• [Task statement] Set down the whole listing verbatim.
═══ Given records ═══
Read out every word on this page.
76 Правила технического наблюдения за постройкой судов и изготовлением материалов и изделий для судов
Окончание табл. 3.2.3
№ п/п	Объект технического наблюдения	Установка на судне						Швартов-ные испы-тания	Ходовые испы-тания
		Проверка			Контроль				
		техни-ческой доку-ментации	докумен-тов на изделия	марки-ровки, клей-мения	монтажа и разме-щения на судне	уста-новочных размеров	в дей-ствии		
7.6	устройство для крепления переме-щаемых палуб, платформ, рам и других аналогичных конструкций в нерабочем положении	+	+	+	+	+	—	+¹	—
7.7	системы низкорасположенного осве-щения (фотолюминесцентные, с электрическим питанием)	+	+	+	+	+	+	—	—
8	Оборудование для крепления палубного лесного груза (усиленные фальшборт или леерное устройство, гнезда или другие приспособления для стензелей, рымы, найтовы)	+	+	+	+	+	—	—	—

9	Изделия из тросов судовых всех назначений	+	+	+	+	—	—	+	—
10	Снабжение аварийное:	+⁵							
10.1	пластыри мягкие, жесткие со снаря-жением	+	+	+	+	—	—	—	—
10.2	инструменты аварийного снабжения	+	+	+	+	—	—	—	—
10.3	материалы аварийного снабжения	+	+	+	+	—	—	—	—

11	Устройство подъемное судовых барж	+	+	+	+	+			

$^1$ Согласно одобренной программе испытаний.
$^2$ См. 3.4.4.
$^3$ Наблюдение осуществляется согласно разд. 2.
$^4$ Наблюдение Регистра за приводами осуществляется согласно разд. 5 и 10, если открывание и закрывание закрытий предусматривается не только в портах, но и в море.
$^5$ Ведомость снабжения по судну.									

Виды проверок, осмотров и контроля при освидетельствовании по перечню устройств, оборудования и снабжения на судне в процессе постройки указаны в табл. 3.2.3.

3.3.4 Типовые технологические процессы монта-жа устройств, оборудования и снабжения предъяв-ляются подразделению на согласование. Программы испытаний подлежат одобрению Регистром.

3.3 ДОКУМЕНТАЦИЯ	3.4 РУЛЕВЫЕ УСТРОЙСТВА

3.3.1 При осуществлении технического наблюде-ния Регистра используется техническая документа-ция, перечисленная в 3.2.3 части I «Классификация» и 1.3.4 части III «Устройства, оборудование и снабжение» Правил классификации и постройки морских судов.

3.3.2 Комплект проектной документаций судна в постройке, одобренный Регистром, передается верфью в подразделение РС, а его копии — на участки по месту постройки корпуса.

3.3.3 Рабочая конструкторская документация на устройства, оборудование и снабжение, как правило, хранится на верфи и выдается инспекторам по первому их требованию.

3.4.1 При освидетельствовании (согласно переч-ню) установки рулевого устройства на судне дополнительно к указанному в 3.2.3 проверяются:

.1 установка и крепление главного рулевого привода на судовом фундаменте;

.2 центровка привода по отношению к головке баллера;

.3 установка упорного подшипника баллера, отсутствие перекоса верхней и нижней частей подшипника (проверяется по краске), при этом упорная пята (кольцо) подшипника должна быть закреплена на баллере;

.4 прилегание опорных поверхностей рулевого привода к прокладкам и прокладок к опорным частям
═══
• [Response to the task]
Read out every word on this page.
76 Правила технического наблюдения за постройкой судов и изготовлением материалов и изделий для судов
Окончание табл. 3.2.3
№ п/п	Объект технического наблюдения	Установка на судне						Швартов-ные испы-тания	Ходовые испы-тания
		Проверка			Контроль				
		техни-ческой доку-ментации	докумен-тов на изделия	марки-ровки, клей-мения	монтажа и разме-щения на судне	уста-новочных размеров	в дей-ствии		
7.6	устройство для крепления переме-щаемых палуб, платформ, рам и других аналогичных конструкций в нерабочем положении	+	+	+	+	+	—	+¹	—
7.7	системы низкорасположенного осве-щения (фотолюминесцентные, с электрическим питанием)	+	+	+	+	+	+	—	—
8	Оборудование для крепления палубного лесного груза (усиленные фальшборт или леерное устройство, гнезда или другие приспособления для стензелей, рымы, найтовы)	+	+	+	+	+	—	—	—

9	Изделия из тросов судовых всех назначений	+	+	+	+	—	—	+	—
10	Снабжение аварийное:	+⁵							
10.1	пластыри мягкие, жесткие со снаря-жением	+	+	+	+	—	—	—	—
10.2	инструменты аварийного снабжения	+	+	+	+	—	—	—	—
10.3	материалы аварийного снабжения	+	+	+	+	—	—	—	—

11	Устройство подъемное судовых барж	+	+	+	+	+			

$^1$ Согласно одобренной программе испытаний.
$^2$ См. 3.4.4.
$^3$ Наблюдение осуществляется согласно разд. 2.
$^4$ Наблюдение Регистра за приводами осуществляется согласно разд. 5 и 10, если открывание и закрывание закрытий предусматривается не только в портах, но и в море.
$^5$ Ведомость снабжения по судну.									

Виды проверок, осмотров и контроля при освидетельствовании по перечню устройств, оборудования и снабжения на судне в процессе постройки указаны в табл. 3.2.3.

3.3.4 Типовые технологические процессы монта-жа устройств, оборудования и снабжения предъяв-ляются подразделению на согласование. Программы испытаний подлежат одобрению Регистром.

3.3 ДОКУМЕНТАЦИЯ	3.4 РУЛЕВЫЕ УСТРОЙСТВА

3.3.1 При осуществлении технического наблюде-ния Регистра используется техническая документа-ция, перечисленная в 3.2.3 части I «Классификация» и 1.3.4 части III «Устройства, оборудование и снабжение» Правил классификации и постройки морских судов.

3.3.2 Комплект проектной документаций судна в постройке, одобренный Регистром, передается верфью в подразделение РС, а его копии — на участки по месту постройки корпуса.

3.3.3 Рабочая конструкторская документация на устройства, оборудование и снабжение, как правило, хранится на верфи и выдается инспекторам по первому их требованию.

3.4.1 При освидетельствовании (согласно переч-ню) установки рулевого устройства на судне дополнительно к указанному в 3.2.3 проверяются:

.1 установка и крепление главного рулевого привода на судовом фундаменте;

.2 центровка привода по отношению к головке баллера;

.3 установка упорного подшипника баллера, отсутствие перекоса верхней и нижней частей подшипника (проверяется по краске), при этом упорная пята (кольцо) подшипника должна быть закреплена на баллере;

.4 прилегание опорных поверхностей рулевого привода к прокладкам и прокладок к опорным частям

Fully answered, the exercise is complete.